Extracted data entries:
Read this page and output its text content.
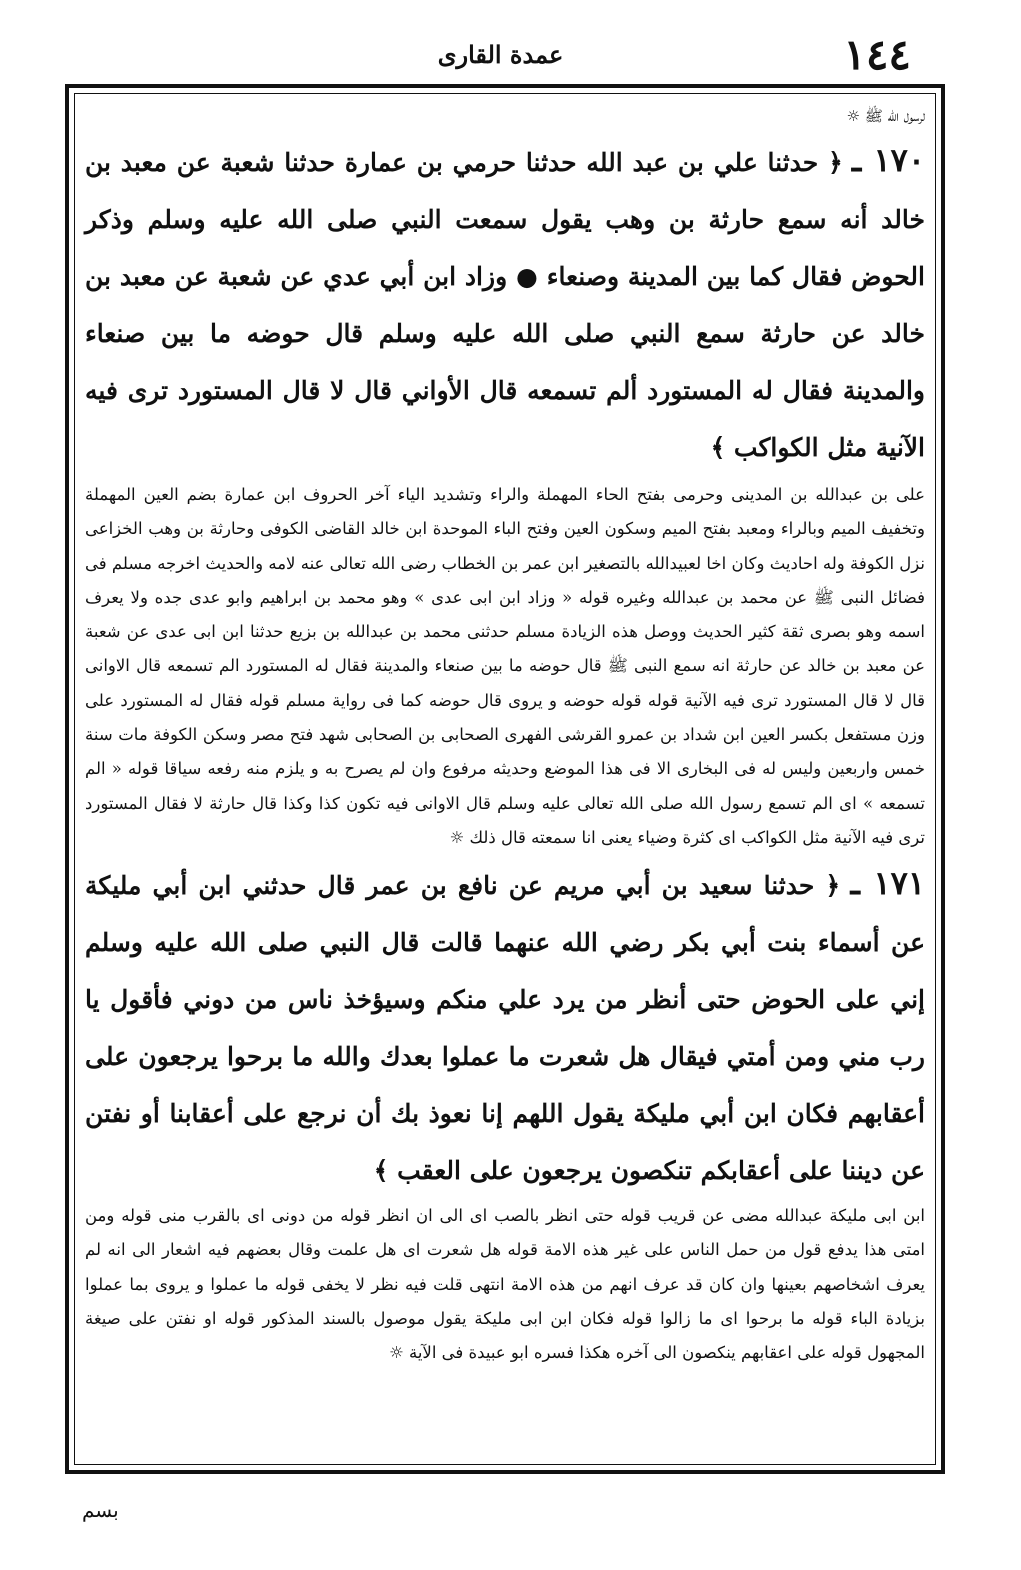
عمدة القارى	١٤٤

لرسول الله ﷺ ☼

١٧٠ ـ ﴿ حدثنا علي بن عبد الله حدثنا حرمي بن عمارة حدثنا شعبة عن معبد بن خالد أنه سمع حارثة بن وهب يقول سمعت النبي صلى الله عليه وسلم وذكر الحوض فقال كما بين المدينة وصنعاء ● وزاد ابن أبي عدي عن شعبة عن معبد بن خالد عن حارثة سمع النبي صلى الله عليه وسلم قال حوضه ما بين صنعاء والمدينة فقال له المستورد ألم تسمعه قال الأواني قال لا قال المستورد ترى فيه الآنية مثل الكواكب ﴾

على بن عبدالله بن المدينى وحرمى بفتح الحاء المهملة والراء وتشديد الياء آخر الحروف ابن عمارة بضم العين المهملة وتخفيف الميم وبالراء ومعبد بفتح الميم وسكون العين وفتح الباء الموحدة ابن خالد القاضى الكوفى وحارثة بن وهب الخزاعى نزل الكوفة وله احاديث وكان اخا لعبيدالله بالتصغير ابن عمر بن الخطاب رضى الله تعالى عنه لامه والحديث اخرجه مسلم فى فضائل النبى ﷺ عن محمد بن عبدالله وغيره قوله « وزاد ابن ابى عدى » وهو محمد بن ابراهيم وابو عدى جده ولا يعرف اسمه وهو بصرى ثقة كثير الحديث ووصل هذه الزيادة مسلم حدثنى محمد بن عبدالله بن بزيع حدثنا ابن ابى عدى عن شعبة عن معبد بن خالد عن حارثة انه سمع النبى ﷺ قال حوضه ما بين صنعاء والمدينة فقال له المستورد الم تسمعه قال الاوانى قال لا قال المستورد ترى فيه الآنية قوله قوله حوضه و يروى قال حوضه كما فى رواية مسلم قوله فقال له المستورد على وزن مستفعل بكسر العين ابن شداد بن عمرو القرشى الفهرى الصحابى بن الصحابى شهد فتح مصر وسكن الكوفة مات سنة خمس واربعين وليس له فى البخارى الا فى هذا الموضع وحديثه مرفوع وان لم يصرح به و يلزم منه رفعه سياقا قوله « الم تسمعه » اى الم تسمع رسول الله صلى الله تعالى عليه وسلم قال الاوانى فيه تكون كذا وكذا قال حارثة لا فقال المستورد ترى فيه الآنية مثل الكواكب اى كثرة وضياء يعنى انا سمعته قال ذلك ☼

١٧١ ـ ﴿ حدثنا سعيد بن أبي مريم عن نافع بن عمر قال حدثني ابن أبي مليكة عن أسماء بنت أبي بكر رضي الله عنهما قالت قال النبي صلى الله عليه وسلم إني على الحوض حتى أنظر من يرد علي منكم وسيؤخذ ناس من دوني فأقول يا رب مني ومن أمتي فيقال هل شعرت ما عملوا بعدك والله ما برحوا يرجعون على أعقابهم فكان ابن أبي مليكة يقول اللهم إنا نعوذ بك أن نرجع على أعقابنا أو نفتن عن ديننا على أعقابكم تنكصون يرجعون على العقب ﴾

ابن ابى مليكة عبدالله مضى عن قريب قوله حتى انظر بالصب اى الى ان انظر قوله من دونى اى بالقرب منى قوله ومن امتى هذا يدفع قول من حمل الناس على غير هذه الامة قوله هل شعرت اى هل علمت وقال بعضهم فيه اشعار الى انه لم يعرف اشخاصهم بعينها وان كان قد عرف انهم من هذه الامة انتهى قلت فيه نظر لا يخفى قوله ما عملوا و يروى بما عملوا بزيادة الباء قوله ما برحوا اى ما زالوا قوله فكان ابن ابى مليكة يقول موصول بالسند المذكور قوله او نفتن على صيغة المجهول قوله على اعقابهم ينكصون الى آخره هكذا فسره ابو عبيدة فى الآية ☼

بسم
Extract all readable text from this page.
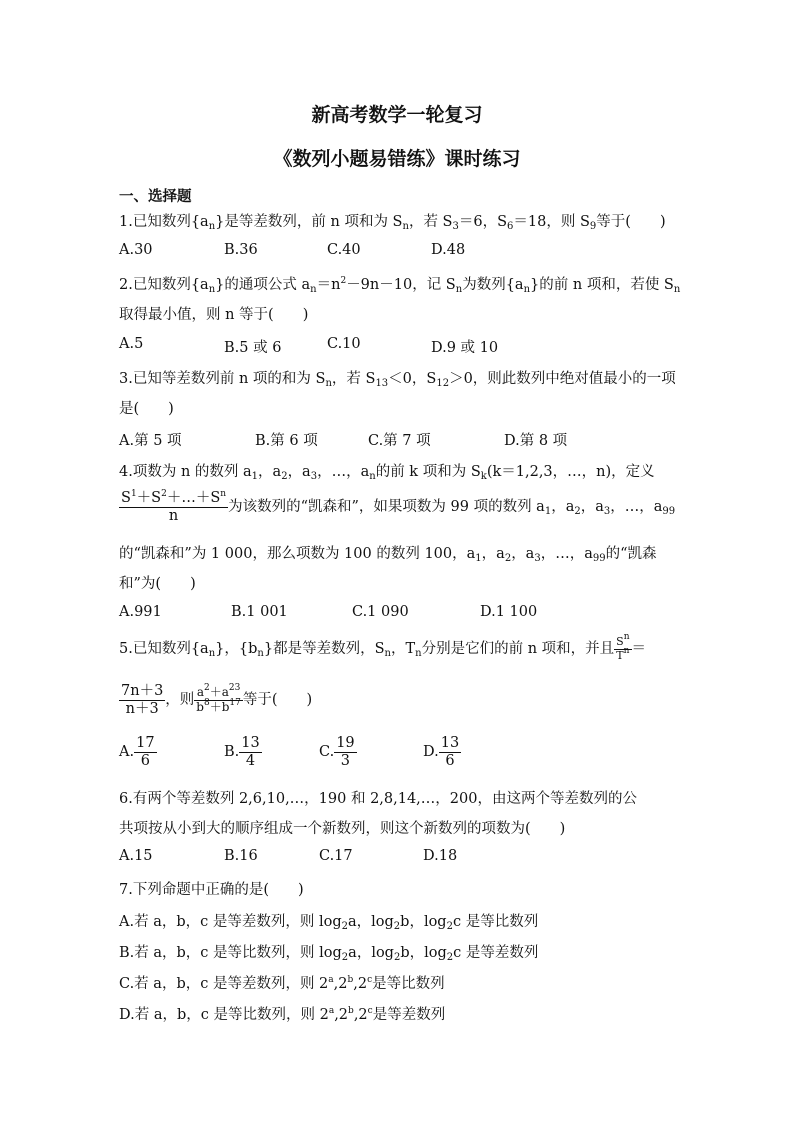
新高考数学一轮复习
《数列小题易错练》课时练习
一、选择题
1.已知数列$\{a_n\}$是等差数列，前 n 项和为 $S_n$，若 $S_3=6$，$S_6=18$，则 $S_9$等于(　　)
A.30	B.36	C.40	D.48
2.已知数列$\{a_n\}$的通项公式 $a_n=n^2-9n-10$，记 $S_n$为数列$\{a_n\}$的前 n 项和，若使 $S_n$
取得最小值，则 n 等于(　　)
A.5	B.5 或 6	C.10	D.9 或 10
3.已知等差数列前 n 项的和为 $S_n$，若 $S_{13}<0$，$S_{12}>0$，则此数列中绝对值最小的一项
是(　　)
A.第 5 项	B.第 6 项	C.第 7 项	D.第 8 项
4.项数为 n 的数列 $a_1$，$a_2$，$a_3$，…，$a_n$的前 k 项和为 $S_k(k=1,2,3$，…，n)，定义
$\frac{S^1+S^2+\dots+S^n}{n}$ 为该数列的“凯森和”，如果项数为 99 项的数列 $a_1$，$a_2$，$a_3$，…，$a_{99}$
的“凯森和”为 1 000，那么项数为 100 的数列 100，$a_1$，$a_2$，$a_3$，…，$a_{99}$的“凯森
和”为(　　)
A.991	B.1 001	C.1 090	D.1 100
5.已知数列$\{a_n\}$，$\{b_n\}$都是等差数列，$S_n$，$T_n$分别是它们的前 n 项和，并且 $\frac{S^n}{T^n}$ ＝
$\frac{7n+3}{n+3}$ ，则 $\frac{a^2+a^{23}}{b^8+b^{17}}$ 等于(　　)
A. $\frac{17}{6}$	B. $\frac{13}{4}$	C. $\frac{19}{3}$	D. $\frac{13}{6}$
6.有两个等差数列 2,6,10,…，190 和 2,8,14,…，200，由这两个等差数列的公
共项按从小到大的顺序组成一个新数列，则这个新数列的项数为(　　)
A.15	B.16	C.17	D.18
7.下列命题中正确的是(　　)
A.若 a，b，c 是等差数列，则 $\log_2a$，$\log_2b$，$\log_2c$ 是等比数列
B.若 a，b，c 是等比数列，则 $\log_2a$，$\log_2b$，$\log_2c$ 是等差数列
C.若 a，b，c 是等差数列，则 2$^a$,2$^b$,2$^c$是等比数列
D.若 a，b，c 是等比数列，则 2$^a$,2$^b$,2$^c$是等差数列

- [WHAT TO DO] Copy each line of the preceding data that contains the string "شعرت".

- [WRITTEN SOLUTION]
١٧١ ـ ﴿ حدثنا سعيد بن أبي مريم عن نافع بن عمر قال حدثني ابن أبي مليكة عن أسماء بنت أبي بكر رضي الله عنهما قالت قال النبي صلى الله عليه وسلم إني على الحوض حتى أنظر من يرد علي منكم وسيؤخذ ناس من دوني فأقول يا رب مني ومن أمتي فيقال هل شعرت ما عملوا بعدك والله ما برحوا يرجعون على أعقابهم فكان ابن أبي مليكة يقول اللهم إنا نعوذ بك أن نرجع على أعقابنا أو نفتن عن ديننا على أعقابكم تنكصون يرجعون على العقب ﴾
ابن ابى مليكة عبدالله مضى عن قريب قوله حتى انظر بالصب اى الى ان انظر قوله من دونى اى بالقرب منى قوله ومن امتى هذا يدفع قول من حمل الناس على غير هذه الامة قوله هل شعرت اى هل علمت وقال بعضهم فيه اشعار الى انه لم يعرف اشخاصهم بعينها وان كان قد عرف انهم من هذه الامة انتهى قلت فيه نظر لا يخفى قوله ما عملوا و يروى بما عملوا بزيادة الباء قوله ما برحوا اى ما زالوا قوله فكان ابن ابى مليكة يقول موصول بالسند المذكور قوله او نفتن على صيغة المجهول قوله على اعقابهم ينكصون الى آخره هكذا فسره ابو عبيدة فى الآية ☼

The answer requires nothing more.